* DESCRIPTION OF THE TASK: Report each line of the data that has "units" somewhere in it.

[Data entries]
────────────────────
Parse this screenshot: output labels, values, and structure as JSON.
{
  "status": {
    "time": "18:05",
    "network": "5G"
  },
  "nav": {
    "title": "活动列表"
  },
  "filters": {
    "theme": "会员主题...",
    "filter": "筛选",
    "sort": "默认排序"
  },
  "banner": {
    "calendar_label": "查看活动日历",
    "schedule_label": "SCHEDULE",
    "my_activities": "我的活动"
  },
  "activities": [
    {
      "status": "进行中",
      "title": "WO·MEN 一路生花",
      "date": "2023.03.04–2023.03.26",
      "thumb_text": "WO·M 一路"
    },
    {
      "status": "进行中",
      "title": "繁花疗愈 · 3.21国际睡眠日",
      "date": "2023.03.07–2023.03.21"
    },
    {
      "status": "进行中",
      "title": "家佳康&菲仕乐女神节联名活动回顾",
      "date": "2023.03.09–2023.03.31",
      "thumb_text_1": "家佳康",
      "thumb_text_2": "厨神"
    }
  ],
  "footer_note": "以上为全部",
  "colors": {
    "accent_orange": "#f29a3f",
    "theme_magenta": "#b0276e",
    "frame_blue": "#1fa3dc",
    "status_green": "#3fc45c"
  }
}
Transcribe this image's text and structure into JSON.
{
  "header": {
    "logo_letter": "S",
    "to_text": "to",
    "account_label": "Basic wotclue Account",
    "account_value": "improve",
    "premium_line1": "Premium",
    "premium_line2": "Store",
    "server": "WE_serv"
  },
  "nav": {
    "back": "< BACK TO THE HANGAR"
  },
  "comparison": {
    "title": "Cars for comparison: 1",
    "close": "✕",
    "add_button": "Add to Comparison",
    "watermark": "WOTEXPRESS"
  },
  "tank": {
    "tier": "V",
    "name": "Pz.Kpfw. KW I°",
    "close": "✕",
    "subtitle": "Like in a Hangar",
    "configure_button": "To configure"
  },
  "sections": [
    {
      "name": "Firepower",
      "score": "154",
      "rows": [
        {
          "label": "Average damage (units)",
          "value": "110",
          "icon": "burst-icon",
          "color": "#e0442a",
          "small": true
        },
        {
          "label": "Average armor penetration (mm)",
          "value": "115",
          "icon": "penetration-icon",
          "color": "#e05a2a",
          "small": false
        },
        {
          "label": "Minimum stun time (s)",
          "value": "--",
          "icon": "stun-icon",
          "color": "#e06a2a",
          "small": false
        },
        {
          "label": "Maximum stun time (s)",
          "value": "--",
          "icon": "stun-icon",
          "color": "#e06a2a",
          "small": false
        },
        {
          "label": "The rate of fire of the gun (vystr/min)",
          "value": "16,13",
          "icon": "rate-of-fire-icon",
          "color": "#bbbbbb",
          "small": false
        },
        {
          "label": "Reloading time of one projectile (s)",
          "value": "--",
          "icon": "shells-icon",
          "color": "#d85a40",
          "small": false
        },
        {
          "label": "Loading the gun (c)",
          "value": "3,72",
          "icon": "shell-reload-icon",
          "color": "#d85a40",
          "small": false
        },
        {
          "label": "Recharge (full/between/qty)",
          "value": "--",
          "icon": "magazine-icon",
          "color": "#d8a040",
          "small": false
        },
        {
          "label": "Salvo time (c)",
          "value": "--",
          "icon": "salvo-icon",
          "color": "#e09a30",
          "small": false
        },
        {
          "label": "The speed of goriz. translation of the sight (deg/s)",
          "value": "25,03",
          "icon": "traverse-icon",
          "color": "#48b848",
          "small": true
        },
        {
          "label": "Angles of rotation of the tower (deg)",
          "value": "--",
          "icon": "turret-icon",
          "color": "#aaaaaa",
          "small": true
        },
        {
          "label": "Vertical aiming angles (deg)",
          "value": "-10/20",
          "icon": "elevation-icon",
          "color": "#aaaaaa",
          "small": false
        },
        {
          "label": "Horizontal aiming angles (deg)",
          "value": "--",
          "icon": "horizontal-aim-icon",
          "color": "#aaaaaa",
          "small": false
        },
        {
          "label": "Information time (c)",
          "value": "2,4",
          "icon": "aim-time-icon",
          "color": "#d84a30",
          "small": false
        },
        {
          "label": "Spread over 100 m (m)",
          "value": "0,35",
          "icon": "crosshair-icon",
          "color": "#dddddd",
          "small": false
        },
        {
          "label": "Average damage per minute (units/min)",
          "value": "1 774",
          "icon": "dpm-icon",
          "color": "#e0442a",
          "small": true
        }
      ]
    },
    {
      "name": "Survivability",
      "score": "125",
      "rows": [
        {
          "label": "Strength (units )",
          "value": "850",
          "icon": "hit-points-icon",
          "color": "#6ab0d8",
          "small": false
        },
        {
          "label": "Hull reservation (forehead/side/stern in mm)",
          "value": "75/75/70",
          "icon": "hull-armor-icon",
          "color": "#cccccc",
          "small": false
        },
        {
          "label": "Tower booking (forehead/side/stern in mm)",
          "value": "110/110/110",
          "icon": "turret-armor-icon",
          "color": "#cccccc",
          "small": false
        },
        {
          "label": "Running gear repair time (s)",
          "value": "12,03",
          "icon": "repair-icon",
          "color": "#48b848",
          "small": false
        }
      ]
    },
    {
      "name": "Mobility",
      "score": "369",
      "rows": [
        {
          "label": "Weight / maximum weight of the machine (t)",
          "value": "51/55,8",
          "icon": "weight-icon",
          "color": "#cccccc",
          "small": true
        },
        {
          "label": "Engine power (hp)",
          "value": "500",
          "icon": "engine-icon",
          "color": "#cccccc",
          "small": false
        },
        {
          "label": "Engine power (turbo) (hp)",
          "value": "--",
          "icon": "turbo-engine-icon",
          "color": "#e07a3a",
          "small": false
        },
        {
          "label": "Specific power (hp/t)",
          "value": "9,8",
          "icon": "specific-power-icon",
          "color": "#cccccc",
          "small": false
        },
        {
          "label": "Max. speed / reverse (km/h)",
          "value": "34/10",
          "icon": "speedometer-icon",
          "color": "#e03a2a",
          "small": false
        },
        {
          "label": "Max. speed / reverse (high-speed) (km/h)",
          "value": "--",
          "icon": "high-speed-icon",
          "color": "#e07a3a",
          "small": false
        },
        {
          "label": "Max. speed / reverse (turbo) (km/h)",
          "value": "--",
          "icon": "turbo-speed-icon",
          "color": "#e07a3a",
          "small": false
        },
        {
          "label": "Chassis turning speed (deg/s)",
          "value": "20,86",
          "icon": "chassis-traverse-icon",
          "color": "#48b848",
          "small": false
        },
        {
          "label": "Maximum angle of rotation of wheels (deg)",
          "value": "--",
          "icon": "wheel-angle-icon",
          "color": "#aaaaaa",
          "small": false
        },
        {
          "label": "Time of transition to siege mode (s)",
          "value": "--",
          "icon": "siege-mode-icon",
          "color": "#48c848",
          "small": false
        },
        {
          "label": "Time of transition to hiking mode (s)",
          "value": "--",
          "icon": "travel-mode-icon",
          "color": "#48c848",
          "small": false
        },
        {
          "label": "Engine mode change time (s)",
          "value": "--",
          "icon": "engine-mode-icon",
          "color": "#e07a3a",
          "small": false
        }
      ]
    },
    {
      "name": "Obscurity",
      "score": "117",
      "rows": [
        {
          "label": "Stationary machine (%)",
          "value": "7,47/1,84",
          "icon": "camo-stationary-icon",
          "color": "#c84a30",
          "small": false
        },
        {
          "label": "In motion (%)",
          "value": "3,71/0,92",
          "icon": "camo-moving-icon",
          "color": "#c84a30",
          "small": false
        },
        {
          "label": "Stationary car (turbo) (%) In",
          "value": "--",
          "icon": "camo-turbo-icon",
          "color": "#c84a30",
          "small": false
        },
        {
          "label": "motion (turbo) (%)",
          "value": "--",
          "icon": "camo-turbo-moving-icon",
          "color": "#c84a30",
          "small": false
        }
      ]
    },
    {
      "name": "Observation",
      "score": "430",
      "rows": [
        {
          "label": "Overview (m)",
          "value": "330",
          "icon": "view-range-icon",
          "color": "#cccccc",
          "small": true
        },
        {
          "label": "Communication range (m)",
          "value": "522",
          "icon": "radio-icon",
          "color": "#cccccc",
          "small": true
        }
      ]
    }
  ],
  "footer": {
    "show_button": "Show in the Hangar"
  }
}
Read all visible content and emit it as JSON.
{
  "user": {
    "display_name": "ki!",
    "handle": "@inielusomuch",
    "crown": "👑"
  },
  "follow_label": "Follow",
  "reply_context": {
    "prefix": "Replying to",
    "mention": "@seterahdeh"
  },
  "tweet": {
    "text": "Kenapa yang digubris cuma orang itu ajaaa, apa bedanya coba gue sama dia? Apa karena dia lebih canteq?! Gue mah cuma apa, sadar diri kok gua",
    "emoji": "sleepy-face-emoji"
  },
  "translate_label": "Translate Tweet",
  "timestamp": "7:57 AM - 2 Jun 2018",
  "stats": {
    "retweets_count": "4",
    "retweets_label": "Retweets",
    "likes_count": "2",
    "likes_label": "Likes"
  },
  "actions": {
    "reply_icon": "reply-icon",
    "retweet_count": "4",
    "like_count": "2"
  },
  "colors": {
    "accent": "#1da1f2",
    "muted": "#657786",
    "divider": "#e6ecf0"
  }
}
────────────────────
* OUTPUT:
          "label": "Average damage (units)",
          "label": "Average damage per minute (units/min)",
          "label": "Strength (units )",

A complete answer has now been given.